Requirements:
Copy out all the lines where "Start" shows up.

[Saved entries]
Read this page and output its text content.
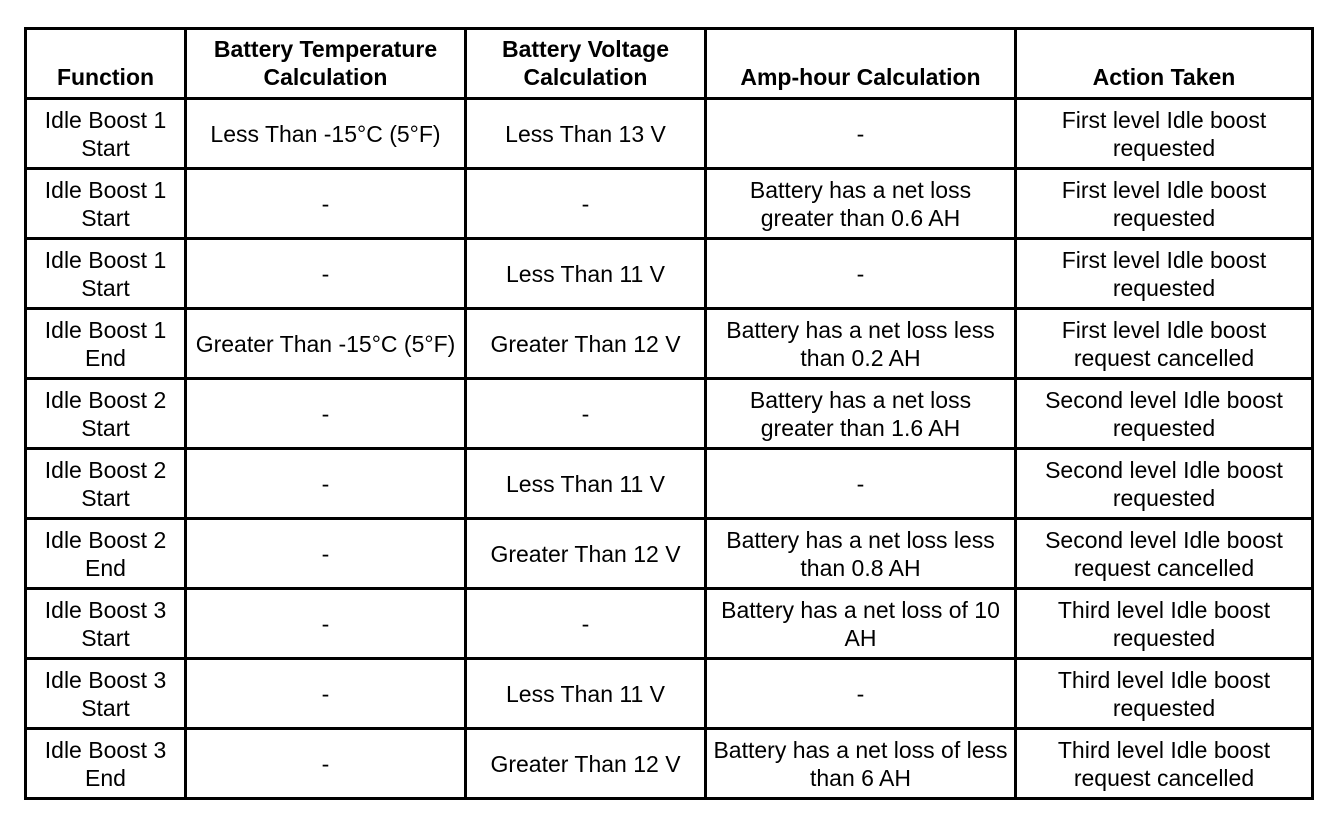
Function	Battery Temperature Calculation	Battery Voltage Calculation	Amp-hour Calculation	Action Taken
Idle Boost 1 Start	Less Than -15°C (5°F)	Less Than 13 V	-	First level Idle boost requested
Idle Boost 1 Start	-	-	Battery has a net loss greater than 0.6 AH	First level Idle boost requested
Idle Boost 1 Start	-	Less Than 11 V	-	First level Idle boost requested
Idle Boost 1 End	Greater Than -15°C (5°F)	Greater Than 12 V	Battery has a net loss less than 0.2 AH	First level Idle boost request cancelled
Idle Boost 2 Start	-	-	Battery has a net loss greater than 1.6 AH	Second level Idle boost requested
Idle Boost 2 Start	-	Less Than 11 V	-	Second level Idle boost requested
Idle Boost 2 End	-	Greater Than 12 V	Battery has a net loss less than 0.8 AH	Second level Idle boost request cancelled
Idle Boost 3 Start	-	-	Battery has a net loss of 10 AH	Third level Idle boost requested
Idle Boost 3 Start	-	Less Than 11 V	-	Third level Idle boost requested
Idle Boost 3 End	-	Greater Than 12 V	Battery has a net loss of less than 6 AH	Third level Idle boost request cancelled
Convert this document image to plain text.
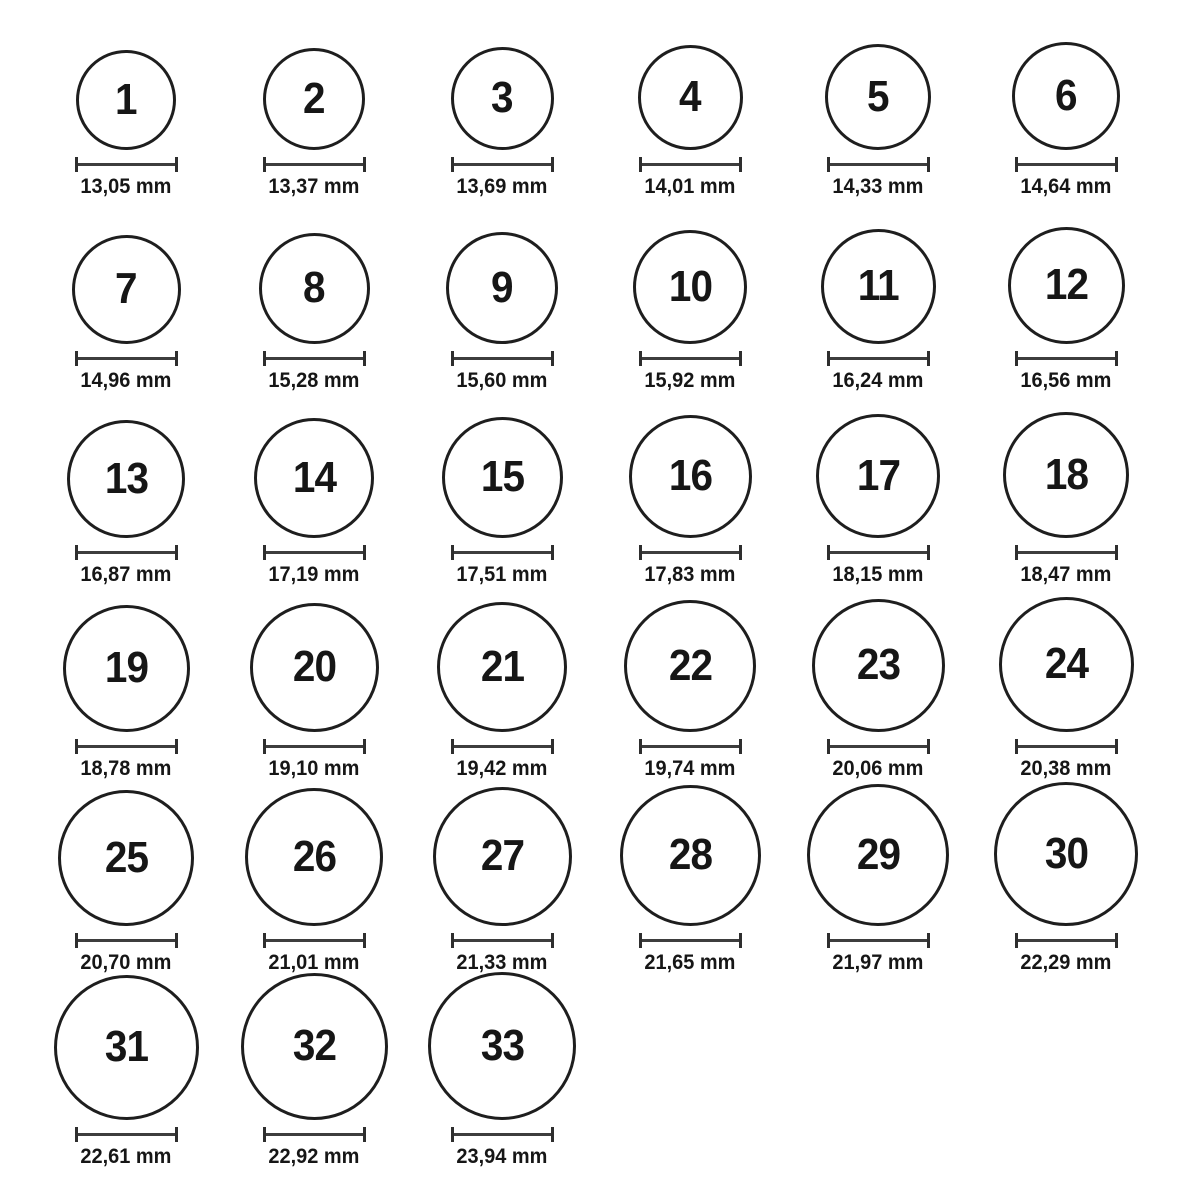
1
13,05 mm
2
13,37 mm
3
13,69 mm
4
14,01 mm
5
14,33 mm
6
14,64 mm
7
14,96 mm
8
15,28 mm
9
15,60 mm
10
15,92 mm
11
16,24 mm
12
16,56 mm
13
16,87 mm
14
17,19 mm
15
17,51 mm
16
17,83 mm
17
18,15 mm
18
18,47 mm
19
18,78 mm
20
19,10 mm
21
19,42 mm
22
19,74 mm
23
20,06 mm
24
20,38 mm
25
20,70 mm
26
21,01 mm
27
21,33 mm
28
21,65 mm
29
21,97 mm
30
22,29 mm
31
22,61 mm
32
22,92 mm
33
23,94 mm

Result of this exercise:
Idle Boost 1 Start	Less Than -15°C (5°F)	Less Than 13 V	-	First level Idle boost requested
Idle Boost 1 Start	-	-	Battery has a net loss greater than 0.6 AH	First level Idle boost requested
Idle Boost 1 Start	-	Less Than 11 V	-	First level Idle boost requested
Idle Boost 2 Start	-	-	Battery has a net loss greater than 1.6 AH	Second level Idle boost requested
Idle Boost 2 Start	-	Less Than 11 V	-	Second level Idle boost requested
Idle Boost 3 Start	-	-	Battery has a net loss of 10 AH	Third level Idle boost requested
Idle Boost 3 Start	-	Less Than 11 V	-	Third level Idle boost requested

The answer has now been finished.